- [EXERCISE INPUTS]
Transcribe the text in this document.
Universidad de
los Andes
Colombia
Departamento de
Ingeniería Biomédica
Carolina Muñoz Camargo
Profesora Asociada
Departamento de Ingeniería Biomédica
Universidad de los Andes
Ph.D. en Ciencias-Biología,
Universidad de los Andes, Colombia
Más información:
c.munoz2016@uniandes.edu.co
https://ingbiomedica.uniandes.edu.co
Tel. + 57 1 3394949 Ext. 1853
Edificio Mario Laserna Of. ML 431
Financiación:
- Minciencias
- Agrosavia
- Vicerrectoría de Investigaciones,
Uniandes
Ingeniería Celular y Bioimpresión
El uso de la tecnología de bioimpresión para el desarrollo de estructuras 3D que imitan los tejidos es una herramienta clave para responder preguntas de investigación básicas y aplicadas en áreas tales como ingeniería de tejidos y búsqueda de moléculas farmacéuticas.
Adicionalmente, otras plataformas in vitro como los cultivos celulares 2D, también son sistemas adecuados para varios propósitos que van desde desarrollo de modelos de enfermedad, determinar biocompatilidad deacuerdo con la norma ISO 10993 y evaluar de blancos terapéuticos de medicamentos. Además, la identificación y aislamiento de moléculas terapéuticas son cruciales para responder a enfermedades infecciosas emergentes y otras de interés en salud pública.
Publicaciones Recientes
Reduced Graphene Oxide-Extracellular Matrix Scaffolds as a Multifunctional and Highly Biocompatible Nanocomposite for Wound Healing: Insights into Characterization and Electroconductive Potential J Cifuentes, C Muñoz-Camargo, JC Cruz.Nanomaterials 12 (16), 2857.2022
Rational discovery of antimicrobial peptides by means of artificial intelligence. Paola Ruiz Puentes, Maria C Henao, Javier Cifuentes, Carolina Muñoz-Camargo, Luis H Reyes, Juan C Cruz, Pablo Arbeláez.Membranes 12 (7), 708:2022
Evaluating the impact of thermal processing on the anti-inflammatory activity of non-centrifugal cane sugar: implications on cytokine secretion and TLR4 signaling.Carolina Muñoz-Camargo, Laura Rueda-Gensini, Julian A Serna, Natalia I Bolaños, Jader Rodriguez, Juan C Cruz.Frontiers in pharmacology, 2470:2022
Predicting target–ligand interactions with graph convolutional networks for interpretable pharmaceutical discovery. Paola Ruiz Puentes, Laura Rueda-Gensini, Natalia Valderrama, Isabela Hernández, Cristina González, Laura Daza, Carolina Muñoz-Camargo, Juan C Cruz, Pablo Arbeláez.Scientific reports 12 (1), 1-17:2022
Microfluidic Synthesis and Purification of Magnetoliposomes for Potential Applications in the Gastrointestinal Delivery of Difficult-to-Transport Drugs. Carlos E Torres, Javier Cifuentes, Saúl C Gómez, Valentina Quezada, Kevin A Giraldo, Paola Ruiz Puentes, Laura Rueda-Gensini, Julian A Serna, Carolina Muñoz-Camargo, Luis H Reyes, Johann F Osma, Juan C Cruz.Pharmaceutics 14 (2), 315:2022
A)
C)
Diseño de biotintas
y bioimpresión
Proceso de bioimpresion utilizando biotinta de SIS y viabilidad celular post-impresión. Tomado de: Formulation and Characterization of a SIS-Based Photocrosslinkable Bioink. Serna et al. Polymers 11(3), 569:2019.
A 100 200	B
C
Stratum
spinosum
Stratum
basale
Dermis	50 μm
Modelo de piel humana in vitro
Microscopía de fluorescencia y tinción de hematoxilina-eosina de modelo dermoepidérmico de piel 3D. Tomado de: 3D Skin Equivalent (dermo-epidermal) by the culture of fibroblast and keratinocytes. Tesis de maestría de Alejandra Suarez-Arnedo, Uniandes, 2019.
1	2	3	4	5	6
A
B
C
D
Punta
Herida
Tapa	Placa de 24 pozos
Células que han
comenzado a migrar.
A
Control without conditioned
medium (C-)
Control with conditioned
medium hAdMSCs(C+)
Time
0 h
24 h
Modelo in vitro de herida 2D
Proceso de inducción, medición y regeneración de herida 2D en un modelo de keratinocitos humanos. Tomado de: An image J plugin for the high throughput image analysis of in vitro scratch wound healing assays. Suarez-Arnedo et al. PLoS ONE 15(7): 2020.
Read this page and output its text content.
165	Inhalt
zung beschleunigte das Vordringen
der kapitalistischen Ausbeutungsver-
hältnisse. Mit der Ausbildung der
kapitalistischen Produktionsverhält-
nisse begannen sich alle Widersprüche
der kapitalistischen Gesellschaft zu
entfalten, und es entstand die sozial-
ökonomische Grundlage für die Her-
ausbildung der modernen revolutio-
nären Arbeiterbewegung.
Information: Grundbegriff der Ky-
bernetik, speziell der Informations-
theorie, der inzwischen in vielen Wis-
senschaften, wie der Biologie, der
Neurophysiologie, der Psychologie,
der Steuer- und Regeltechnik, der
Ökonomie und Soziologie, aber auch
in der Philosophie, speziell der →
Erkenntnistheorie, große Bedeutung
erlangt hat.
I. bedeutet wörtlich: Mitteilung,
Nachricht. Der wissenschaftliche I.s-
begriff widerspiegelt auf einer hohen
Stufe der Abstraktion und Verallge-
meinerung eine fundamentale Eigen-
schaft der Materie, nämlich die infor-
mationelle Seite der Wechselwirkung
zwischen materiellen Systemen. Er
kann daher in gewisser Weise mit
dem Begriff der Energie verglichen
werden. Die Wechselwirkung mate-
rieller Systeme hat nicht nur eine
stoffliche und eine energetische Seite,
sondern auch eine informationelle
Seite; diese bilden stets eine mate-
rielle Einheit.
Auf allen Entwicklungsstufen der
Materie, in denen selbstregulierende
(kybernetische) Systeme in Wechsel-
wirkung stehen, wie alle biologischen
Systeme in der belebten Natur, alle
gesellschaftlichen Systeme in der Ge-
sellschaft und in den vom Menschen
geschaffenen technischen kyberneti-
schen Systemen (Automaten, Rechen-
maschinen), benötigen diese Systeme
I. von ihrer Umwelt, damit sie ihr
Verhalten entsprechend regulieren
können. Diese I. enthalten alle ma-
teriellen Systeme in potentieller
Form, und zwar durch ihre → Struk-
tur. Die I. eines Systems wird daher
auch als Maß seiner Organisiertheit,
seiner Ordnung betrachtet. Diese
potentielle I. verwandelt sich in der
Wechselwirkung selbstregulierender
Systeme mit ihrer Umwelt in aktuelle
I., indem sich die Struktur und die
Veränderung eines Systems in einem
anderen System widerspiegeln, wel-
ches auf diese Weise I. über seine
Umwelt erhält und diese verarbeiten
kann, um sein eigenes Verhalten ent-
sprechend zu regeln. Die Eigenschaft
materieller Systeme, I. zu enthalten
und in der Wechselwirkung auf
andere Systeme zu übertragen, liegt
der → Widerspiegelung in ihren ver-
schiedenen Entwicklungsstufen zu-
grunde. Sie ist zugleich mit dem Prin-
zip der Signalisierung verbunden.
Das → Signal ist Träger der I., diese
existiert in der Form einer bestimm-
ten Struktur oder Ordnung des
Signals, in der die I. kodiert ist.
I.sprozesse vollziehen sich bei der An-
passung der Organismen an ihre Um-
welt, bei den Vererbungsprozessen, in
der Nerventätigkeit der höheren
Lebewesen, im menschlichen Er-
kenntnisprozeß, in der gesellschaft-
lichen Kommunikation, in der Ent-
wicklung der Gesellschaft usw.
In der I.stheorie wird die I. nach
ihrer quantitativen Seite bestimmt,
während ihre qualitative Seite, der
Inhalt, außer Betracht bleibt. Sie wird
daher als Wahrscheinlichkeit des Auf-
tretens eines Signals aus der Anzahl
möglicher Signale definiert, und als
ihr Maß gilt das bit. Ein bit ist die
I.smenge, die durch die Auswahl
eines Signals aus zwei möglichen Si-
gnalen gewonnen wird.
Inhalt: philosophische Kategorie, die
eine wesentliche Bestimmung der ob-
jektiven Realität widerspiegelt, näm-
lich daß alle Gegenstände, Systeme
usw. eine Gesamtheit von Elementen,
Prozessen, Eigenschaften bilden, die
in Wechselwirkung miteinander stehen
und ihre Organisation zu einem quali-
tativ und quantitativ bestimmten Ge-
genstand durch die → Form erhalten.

- [GOAL OF THE EXERCISE] Consider the string "Wechselwirkung". State how many lines of the data contain it, giving the number alone.

- [ANSWER TO THE PROBLEM] 5